Problem set
• a. Summarize the Leopold Gutterer article in two sentences.
• b. Carry on the Leopold Gutterer article from the point where it stops.

Passage to read
——————

State Secretary Reich Ministry of Public Enlightenment and Propaganda
- In office 23 May 1941 – 22 April 1944
- Minister: Joseph Goebbels
- Preceded by: Karl Hanke
- Succeeded by: Werner Naumann

Vice President Reich Chamber of Culture
- In office 23 May 1941 – 22 April 1944
- President: Joseph Goebbels
- Preceded by: Karl Hanke
- Succeeded by: Werner Naumann

Head of Department II (Propaganda) Reich Ministry of Public Enlightenment and Propaganda
- In office March 1938 – 23 May 1941

Personal details
- Born: 25 April 1902 Baden-Baden, Grand Duchy of Baden, German Empire
- Died: 27 December 1996 (aged 94) Aachen, North Rhine-Westphalia, Germany
- Party: Nazi Party
- Alma mater: Goethe University Frankfurt
- Occupation: Newspaper editor
- Awards: Golden Party Badge

Military service
- Allegiance: Nazi Germany
- Branch/service: Schutzstaffel (SS) German Army
- Years of service: 1927–1945 1944–1945
- Rank: SS-Brigadeführer Unteroffizier
- Battles/wars: World War II

= Leopold Gutterer =

German Nazi Party official (1902–1996)

Leopold Gutterer (25 April 1902 – 27 December 1996) was a Nazi Party official and propagandist. He rose to the positions of State Secretary in the Reich Ministry for Public Enlightenment and Propaganda and Vice President of the Reich Chamber of Culture in Nazi Germany. In both offices, he reported directly to Reichsminister of Propaganda Joseph Goebbels. He was also an SS-Brigadeführer. After the conclusion of the Second World War, he underwent denazification and was sentenced to serve time in a labor camp.

== Early life ==
Gutterer was born in Baden-Baden and, after graduating from the local Gymnasium in 1920, he served in the Freikorps as a member of the Marinebrigade Ehrhardt. He also was a member of the Deutschvölkischer Schutz- und Trutzbund, the largest and most active antisemitic organization in the Weimar Republic. He worked for a time as a newspaper editor in 1922 before enrolling in courses on German studies, theater and ethnology at the Goethe University Frankfurt, though it is unclear whether he earned a university degree.

——————

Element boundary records
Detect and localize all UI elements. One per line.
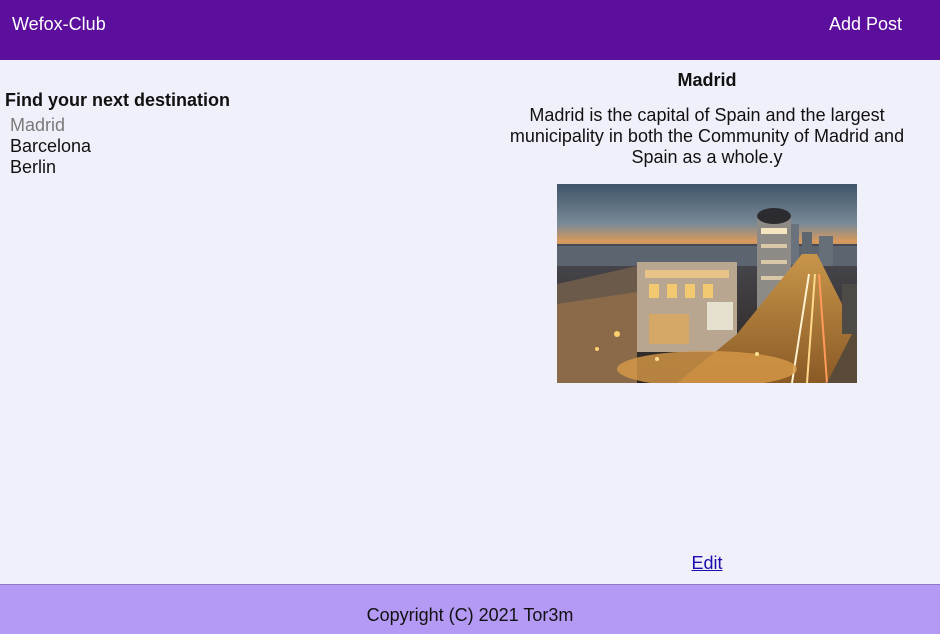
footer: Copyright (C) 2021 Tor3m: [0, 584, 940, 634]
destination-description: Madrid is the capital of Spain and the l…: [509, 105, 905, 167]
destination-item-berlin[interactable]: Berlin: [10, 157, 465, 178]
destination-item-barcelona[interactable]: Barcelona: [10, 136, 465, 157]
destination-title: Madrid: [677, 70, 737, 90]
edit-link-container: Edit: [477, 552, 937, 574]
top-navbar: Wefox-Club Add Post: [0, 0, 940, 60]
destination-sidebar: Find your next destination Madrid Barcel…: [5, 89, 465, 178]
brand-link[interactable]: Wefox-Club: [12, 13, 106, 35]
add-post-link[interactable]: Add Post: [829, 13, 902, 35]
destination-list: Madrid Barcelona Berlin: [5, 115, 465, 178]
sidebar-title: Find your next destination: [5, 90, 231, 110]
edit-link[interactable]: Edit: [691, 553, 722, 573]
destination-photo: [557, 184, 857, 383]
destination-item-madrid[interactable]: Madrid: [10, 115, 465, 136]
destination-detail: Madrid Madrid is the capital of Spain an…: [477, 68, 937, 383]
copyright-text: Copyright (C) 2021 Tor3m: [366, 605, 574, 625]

——————

The responses
• a. Leopold Gutterer (1902–1996) was a Nazi Party official and propagandist who served as State Secretary in the Reich Ministry for Public Enlightenment and Propaganda and as Vice President of the Reich Chamber of Culture, reporting directly to Joseph Goebbels in both roles, and he was also an SS-Brigadeführer. Born in Baden-Baden, he served in the Freikorps, joined a large antisemitic organization, worked briefly as a newspaper editor and took courses at Goethe University Frankfurt, and after the Second World War he underwent denazification and was sentenced to time in a labor camp.

• b.
On 23 May 1925, Gutterer joined the Nazi Party (membership number 6,275) and, as an early Party member, he would later be awarded the Golden Party Badge. He co-founded a Nazi newspaper, the Frankfurter Beobachter (Frankfurt Observer) in Frankfurt am Main and worked as an editor and publisher from 1927. That same year, he also joined the SS in Frankfurt (SS number 1,028).

Gutterer next served as the Nazi Party Bezirksleiter in Göttingen, and was made the editor of the Niedersachsen Beobachter (Lower Saxony Observer), working full-time for the Party from 1929. A persuasive orator, he was named a national Party speaker (Reichsreder) and delivered propaganda addresses at party events throughout Germany. Because of this, he was arrested several times and served several short jail sentences. He served successively from 1931 as an Ortsgruppenleiter, Bezirksleiter and Kreisleiter in Hanover before becoming the propaganda leader of Gau Southern Hanover-Brunswick. He had a leading role in coordinating election rallies for Adolf Hitler in the successful Nazi campaign for the 1933 Lippe state election.

== Career in Nazi Germany ==
After the Nazi seizure of power, Gutterer was appointed to a government post with the rank of Regierungsrat (government councilor) on 1 April 1933 in the recently established Reich Ministry for Propaganda. There he worked in Department II (Propaganda) where the planning and execution of all large-scale propaganda campaigns took place. Gutterer headed the desk that was responsible for all mass rallies. He was also in charge of coordinating the Ministry's participation in the Winterhilfswerk annual winter donation drive. In addition to staging the May Day celebrations in Berlin and the Nuremberg rallies, he was in charge of the planning and designing of the annual Reich Harvest Thanksgiving Festivals that were held from 1933 to 1937 at the Bückeberg Hill.

On 1 January 1935, Gutterer was promoted to Oberregierungsrat (senior government councilor). After serving as deputy department head, and being promoted to Ministerialrat (ministerial councilor) in April 1937, he took over as head of Department II in March 1938. His next promotion took place 20 April 1938, directly to the rank of Ministerial Director, skipping the intermediate rank of Ministerialdirigent. In August 1940, all of the ministry's specialist departments, with the exception of two press departments under Otto Dietrich, were subordinated to Gutterer. State Secretary Karl Hanke, the highest ranking civil servant in the Ministry, had fallen out of favor with Goebbels because of his romantic involvement with the Reichminister's wife Magda, and he had been on leave since August 1939. On 23 May 1941, Gutterer was officially named to succeed Hanke as State Secretary. He also concurrently held the post of Vice President of the Reich Chamber of Culture. Goebbels wrote of Gutterer in his diary that day: "He will certainly always be a loyal follower to me."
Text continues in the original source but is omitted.